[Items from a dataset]
◇ ◇ ◇ ◇

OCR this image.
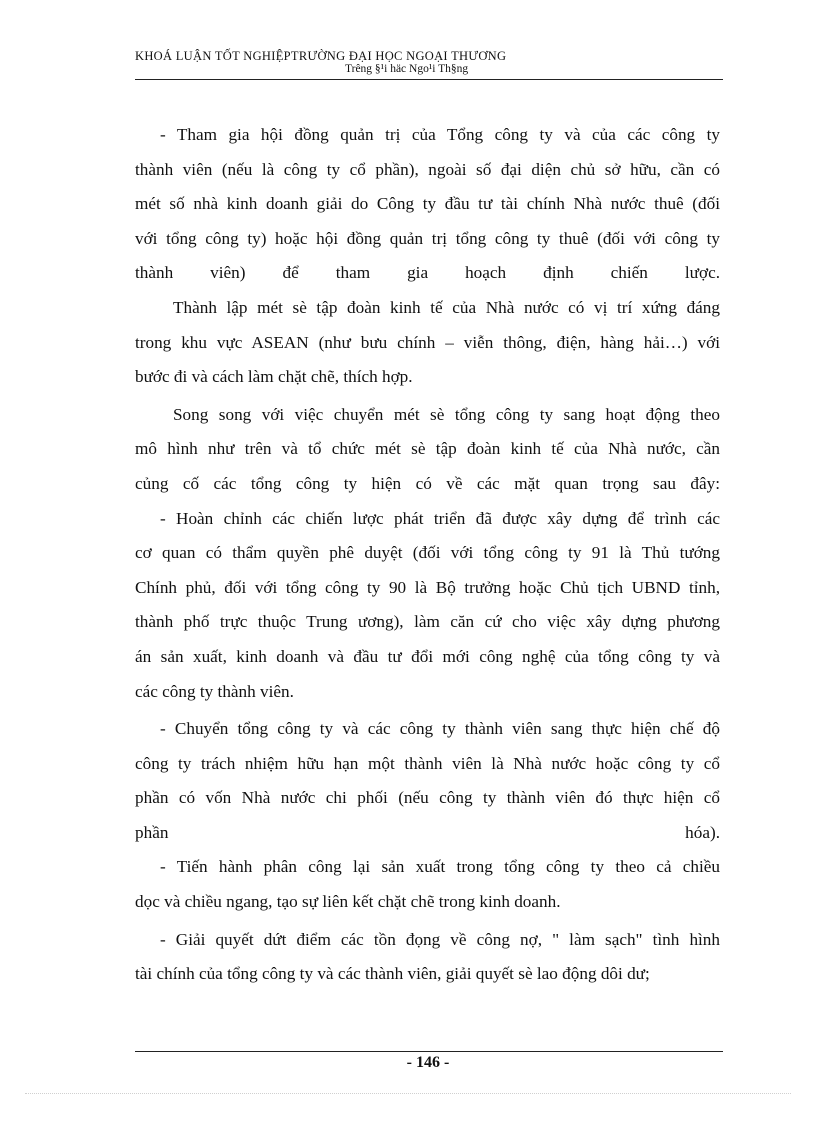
KHOÁ LUẬN TỐT NGHIỆPTRƯỜNG ĐẠI HỌC NGOẠI THƯƠNG
Trêng §¹i häc Ngo¹i Th§ng
- Tham gia hội đồng quản trị của Tổng công ty và của các công ty
thành viên (nếu là công ty cổ phần), ngoài số đại diện chủ sở hữu, cần có
mét số nhà kinh doanh giải do Công ty đầu tư tài chính Nhà nước thuê (đối
với tổng công ty) hoặc hội đồng quản trị tổng công ty thuê (đối với công ty
thành viên) để tham gia hoạch định chiến lược.
Thành lập mét sè tập đoàn kinh tế của Nhà nước có vị trí xứng đáng
trong khu vực ASEAN (như bưu chính – viễn thông, điện, hàng hải…) với
bước đi và cách làm chặt chẽ, thích hợp.
Song song với việc chuyển mét sè tổng công ty sang hoạt động theo
mô hình như trên và tổ chức mét sè tập đoàn kinh tế của Nhà nước, cần
củng cố các tổng công ty hiện có về các mặt quan trọng sau đây:
- Hoàn chỉnh các chiến lược phát triển đã được xây dựng để trình các
cơ quan có thẩm quyền phê duyệt (đối với tổng công ty 91 là Thủ tướng
Chính phủ, đối với tổng công ty 90 là Bộ trưởng hoặc Chủ tịch UBND tỉnh,
thành phố trực thuộc Trung ương), làm căn cứ cho việc xây dựng phương
án sản xuất, kinh doanh và đầu tư đổi mới công nghệ của tổng công ty và
các công ty thành viên.
- Chuyển tổng công ty và các công ty thành viên sang thực hiện chế độ
công ty trách nhiệm hữu hạn một thành viên là Nhà nước hoặc công ty cổ
phần có vốn Nhà nước chi phối (nếu công ty thành viên đó thực hiện cổ
phần hóa).
- Tiến hành phân công lại sản xuất trong tổng công ty theo cả chiều
dọc và chiều ngang, tạo sự liên kết chặt chẽ trong kinh doanh.
- Giải quyết dứt điểm các tồn đọng về công nợ, " làm sạch" tình hình
tài chính của tổng công ty và các thành viên, giải quyết sè lao động dôi dư;
- 146 -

◇ ◇ ◇ ◇

EXERCISE DIRECTIONS. Extract from the material all lines containing the string "việc".

EXERCISE ANSWER.
Song song với việc chuyển mét sè tổng công ty sang hoạt động theo
thành phố trực thuộc Trung ương), làm căn cứ cho việc xây dựng phương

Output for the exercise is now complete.